> OBJETIVO PROPOSTO 1: Diga se cada afirmação abaixo combina com o texto sobre o nome dado à ditadura, respondendo sim ou não e citando ao pé da letra as palavras do texto que decidem: (a) Lemos mandou sua resposta por carta ao Globo; (b) Lemos aceita o paradoxo apontado por Aarão Reis; (c) Demian Bezerra de Melo defende o nome ditadura "empresarial-militar".

Renato Lemos, contra-atacou em carta enviada ao Globo, demonstrando a fina linha que separa a historiografia da memória social: “Por que entender a expressão ‘ditadura militar’ como produto da memória e não, também e principalmente, de um conhecimento construído de acordo com premissas teórico-ideológicas sistemáticas?” (LEMOS, 2012). Lembrou, por outro lado, que se a denominação “ditadura militar” beneficiava os setores civis que apoiaram a ditadura e depois quiseram distanciar-se da imagem do regime pela memória negativa socialmente estabelecida, o termo “ditadura civil-militar” também tinha o inconveniente político de legitimar o argumento dos militares golpistas de que haviam ocupado o poder em resposta a uma demanda da sociedade civil. Lemos chama ainda a atenção para quais segmentos civis teriam sido os principais beneficiários da modernização autoritária do país e contesta o paradoxo apontado por Aarão Reis de que os “anos de chumbo” – referindo-se ao momento de maior repressão política – teriam sido ao mesmo tempo “anos de ouro” – alusão ao “milagre econômico”. “Falso paradoxo”, afirma Lemos, “Há farta evidência de que o ‘milagre brasileiro’ – a fábrica do ‘ouro’ desses anos – custou à esmagadora maioria da classe trabalhadora o ‘chumbo’ do arrocho salarial, dos serviços públicos degradados e outras mazelas [...]” (LEMOS, 2012). Por fim, sustenta que, ao falar em uma sociedade civil desvinculada de seus pertencimentos de classe e categoria sociais, Aarão Reis estaria promovendo uma mistificação da história, justamente o que afirmava combater. Essa posição é referendada por outros autores marxistas, como Demian Bezerra de Melo, que dentro da via aberta por Dreifuss, defende a necessidade de atentar para os setores que se beneficiaram com as políticas promovidas pela ditadura: a despolitização da sociedade, a desarticulação dos movimentos sociais organizados e enorme concentração de renda. Assim, uma denominação mais precisa seria a de ditadura “empresarial-militar” (MELO, 2014, p. 16).

> OBJETIVO PROPOSTO 2: Reproduza sem nenhuma mudança as linhas dos registros, começando na que tem "389, 172, 399]" e parando depois da que tem "226, 347, 236]", com as duas incluídas.

> REGISTROS FORNECIDOS:
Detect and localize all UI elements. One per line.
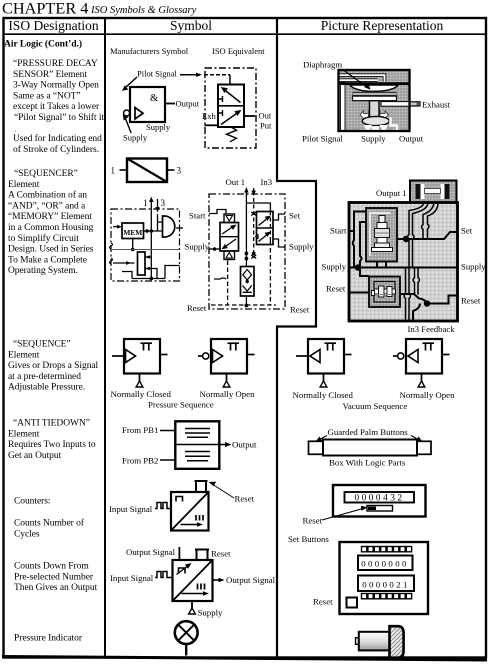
svg-text:Normally Closed: Normally Closed	[111, 389, 172, 399]
svg-text:Element: Element	[8, 180, 40, 190]
svg-text:Counts Down From: Counts Down From	[14, 562, 89, 572]
svg-text:Start: Start	[189, 211, 206, 221]
svg-text:Supply: Supply	[123, 133, 148, 143]
svg-text:3: 3	[177, 166, 182, 176]
svg-text:Output: Output	[232, 440, 257, 450]
svg-text:Output: Output	[399, 134, 424, 144]
svg-text:3: 3	[161, 198, 166, 208]
svg-text:Normally Closed: Normally Closed	[293, 390, 354, 400]
svg-text:Counts Number of: Counts Number of	[14, 518, 85, 529]
svg-text:Input Signal: Input Signal	[109, 504, 153, 514]
svg-text:Supply: Supply	[322, 262, 347, 272]
svg-text:except it Takes a lower: except it Takes a lower	[13, 102, 100, 112]
svg-text:Pilot Signal: Pilot Signal	[302, 134, 343, 144]
svg-text:Requires Two Inputs to: Requires Two Inputs to	[8, 440, 96, 450]
svg-text:From PB2: From PB2	[122, 456, 158, 466]
svg-text:0000000: 0000000	[361, 559, 409, 569]
svg-text:Counters:: Counters:	[14, 497, 51, 507]
svg-text:In3: In3	[261, 177, 273, 187]
svg-text:Input Signal: Input Signal	[110, 573, 154, 583]
svg-text:&: &	[150, 93, 158, 104]
svg-text:Exhaust: Exhaust	[422, 100, 451, 110]
svg-text:“PRESSURE DECAY: “PRESSURE DECAY	[13, 59, 98, 69]
svg-text:Design. Used in Series: Design. Used in Series	[8, 245, 94, 255]
svg-text:.: .	[15, 126, 17, 134]
svg-text:Start: Start	[330, 226, 347, 236]
svg-text:Operating System.: Operating System.	[8, 266, 78, 276]
svg-text:at a pre-determined: at a pre-determined	[8, 372, 81, 382]
svg-text:Vacuum Sequence: Vacuum Sequence	[343, 401, 408, 411]
svg-text:“MEMORY” Element: “MEMORY” Element	[8, 212, 92, 222]
svg-text:Same as a “NOT”: Same as a “NOT”	[13, 91, 81, 101]
svg-text:Box With Logic Parts: Box With Logic Parts	[329, 458, 406, 468]
svg-text:0000432: 0000432	[354, 494, 404, 504]
svg-text:Normally Open: Normally Open	[400, 390, 456, 400]
svg-text:to Simplify Circuit: to Simplify Circuit	[8, 233, 79, 244]
svg-text:Output Signal: Output Signal	[226, 575, 276, 585]
svg-text:Adjustable Pressure.: Adjustable Pressure.	[8, 383, 85, 393]
svg-text:Out 1: Out 1	[226, 177, 246, 187]
svg-text:Air Logic (Cont’d.): Air Logic (Cont’d.)	[4, 39, 82, 50]
svg-text:Reset: Reset	[313, 597, 333, 607]
svg-text:Reset: Reset	[303, 516, 323, 526]
svg-text:ISO Symbols & Glossary: ISO Symbols & Glossary	[90, 5, 197, 16]
svg-text:Reset: Reset	[290, 305, 310, 315]
svg-text:of Stroke of Cylinders.: of Stroke of Cylinders.	[13, 144, 99, 155]
svg-text:Reset: Reset	[461, 296, 481, 306]
svg-text:Supply: Supply	[185, 242, 210, 252]
svg-text:Reset: Reset	[326, 284, 346, 294]
svg-text:A Combination of an: A Combination of an	[8, 190, 87, 201]
svg-text:Element: Element	[8, 350, 40, 360]
svg-text:Used for Indicating end: Used for Indicating end	[13, 133, 102, 144]
svg-text:“SEQUENCE”: “SEQUENCE”	[13, 340, 71, 350]
svg-text:Element: Element	[8, 429, 40, 439]
svg-text:Supply: Supply	[289, 242, 314, 252]
svg-text:3-Way Normally Open: 3-Way Normally Open	[13, 81, 99, 91]
svg-text:Then Gives an Output: Then Gives an Output	[14, 583, 98, 593]
svg-text:CHAPTER 4: CHAPTER 4	[2, 0, 88, 18]
svg-text:Output: Output	[176, 99, 200, 109]
svg-text:MEM: MEM	[123, 228, 142, 237]
svg-text:Picture Representation: Picture Representation	[321, 18, 444, 33]
svg-text:Gives or Drops a Signal: Gives or Drops a Signal	[8, 361, 99, 371]
svg-text:Reset: Reset	[211, 549, 231, 559]
svg-text:“AND”, “OR” and a: “AND”, “OR” and a	[8, 201, 86, 211]
svg-text:Pressure Sequence: Pressure Sequence	[148, 400, 214, 410]
svg-text:In3 Feedback: In3 Feedback	[408, 324, 456, 334]
svg-text:“SEQUENCER”: “SEQUENCER”	[14, 169, 78, 179]
svg-text:From PB1: From PB1	[122, 425, 158, 435]
svg-text:Set: Set	[461, 226, 473, 236]
svg-text:Reset: Reset	[235, 494, 255, 504]
svg-text:Guarded Palm Buttons: Guarded Palm Buttons	[328, 427, 409, 437]
svg-text:Out: Out	[259, 111, 272, 121]
svg-text:Put: Put	[260, 121, 272, 131]
svg-text:Supply: Supply	[198, 608, 224, 618]
svg-text:Diaphragm: Diaphragm	[303, 60, 342, 70]
svg-text:Pre-selected Number: Pre-selected Number	[14, 572, 94, 582]
svg-text:ISO Equivalent: ISO Equivalent	[212, 46, 265, 56]
svg-text:Manufacturers Symbol: Manufacturers Symbol	[110, 46, 189, 56]
svg-text:Set Buttons: Set Buttons	[288, 534, 329, 544]
svg-text:SENSOR” Element: SENSOR” Element	[13, 70, 87, 80]
svg-text:Supply: Supply	[146, 122, 171, 132]
svg-text:Cycles: Cycles	[14, 530, 40, 540]
svg-text:0000021: 0000021	[362, 580, 410, 590]
svg-text:Reset: Reset	[187, 303, 207, 313]
svg-text:“ANTI TIEDOWN”: “ANTI TIEDOWN”	[13, 419, 90, 429]
svg-text:Get an Output: Get an Output	[8, 451, 62, 461]
svg-text:Set: Set	[289, 211, 301, 221]
svg-text:Exh: Exh	[202, 111, 216, 121]
svg-text:Symbol: Symbol	[170, 18, 212, 33]
svg-text:Normally Open: Normally Open	[200, 389, 256, 399]
svg-text:Output 1: Output 1	[376, 188, 407, 198]
svg-text:Output Signal: Output Signal	[126, 547, 176, 557]
svg-text:Supply: Supply	[461, 262, 486, 272]
svg-text:Pilot Signal: Pilot Signal	[137, 69, 178, 79]
svg-text:Supply: Supply	[361, 134, 386, 144]
svg-text:Pressure Indicator: Pressure Indicator	[14, 633, 83, 643]
svg-text:1: 1	[111, 166, 116, 176]
svg-text:in a Common Housing: in a Common Housing	[8, 223, 94, 233]
svg-text:“Pilot Signal” to Shift it: “Pilot Signal” to Shift it	[14, 112, 104, 123]
svg-text:ISO Designation: ISO Designation	[8, 18, 99, 33]
svg-text:To Make a Complete: To Make a Complete	[8, 255, 87, 265]
svg-text:1: 1	[143, 198, 148, 208]
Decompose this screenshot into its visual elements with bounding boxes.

> RESPOSTA ESPERADA 1:
(a) Sim: «contra-atacou em carta enviada ao Globo».
(b) Não: «“Falso paradoxo”, afirma Lemos».
(c) Sim: «uma denominação mais precisa seria a de ditadura “empresarial-militar”».

> RESPOSTA ESPERADA 2:
svg-text:Normally Closed: Normally Closed	[111, 389, 172, 399]
svg-text:Element: Element	[8, 180, 40, 190]
svg-text:Counts Down From: Counts Down From	[14, 562, 89, 572]
svg-text:Start: Start	[189, 211, 206, 221]
svg-text:Supply: Supply	[123, 133, 148, 143]
svg-text:3: 3	[177, 166, 182, 176]
svg-text:Output: Output	[232, 440, 257, 450]
svg-text:Output: Output	[399, 134, 424, 144]
svg-text:3: 3	[161, 198, 166, 208]
svg-text:Normally Closed: Normally Closed	[293, 390, 354, 400]
svg-text:Counts Number of: Counts Number of	[14, 518, 85, 529]
svg-text:Input Signal: Input Signal	[109, 504, 153, 514]
svg-text:Supply: Supply	[322, 262, 347, 272]
svg-text:except it Takes a lower: except it Takes a lower	[13, 102, 100, 112]
svg-text:Pilot Signal: Pilot Signal	[302, 134, 343, 144]
svg-text:Requires Two Inputs to: Requires Two Inputs to	[8, 440, 96, 450]
svg-text:From PB2: From PB2	[122, 456, 158, 466]
svg-text:0000000: 0000000	[361, 559, 409, 569]
svg-text:Counters:: Counters:	[14, 497, 51, 507]
svg-text:In3: In3	[261, 177, 273, 187]
svg-text:Input Signal: Input Signal	[110, 573, 154, 583]
svg-text:&: &	[150, 93, 158, 104]
svg-text:Exhaust: Exhaust	[422, 100, 451, 110]
svg-text:“PRESSURE DECAY: “PRESSURE DECAY	[13, 59, 98, 69]
svg-text:Design. Used in Series: Design. Used in Series	[8, 245, 94, 255]
svg-text:.: .	[15, 126, 17, 134]
svg-text:Start: Start	[330, 226, 347, 236]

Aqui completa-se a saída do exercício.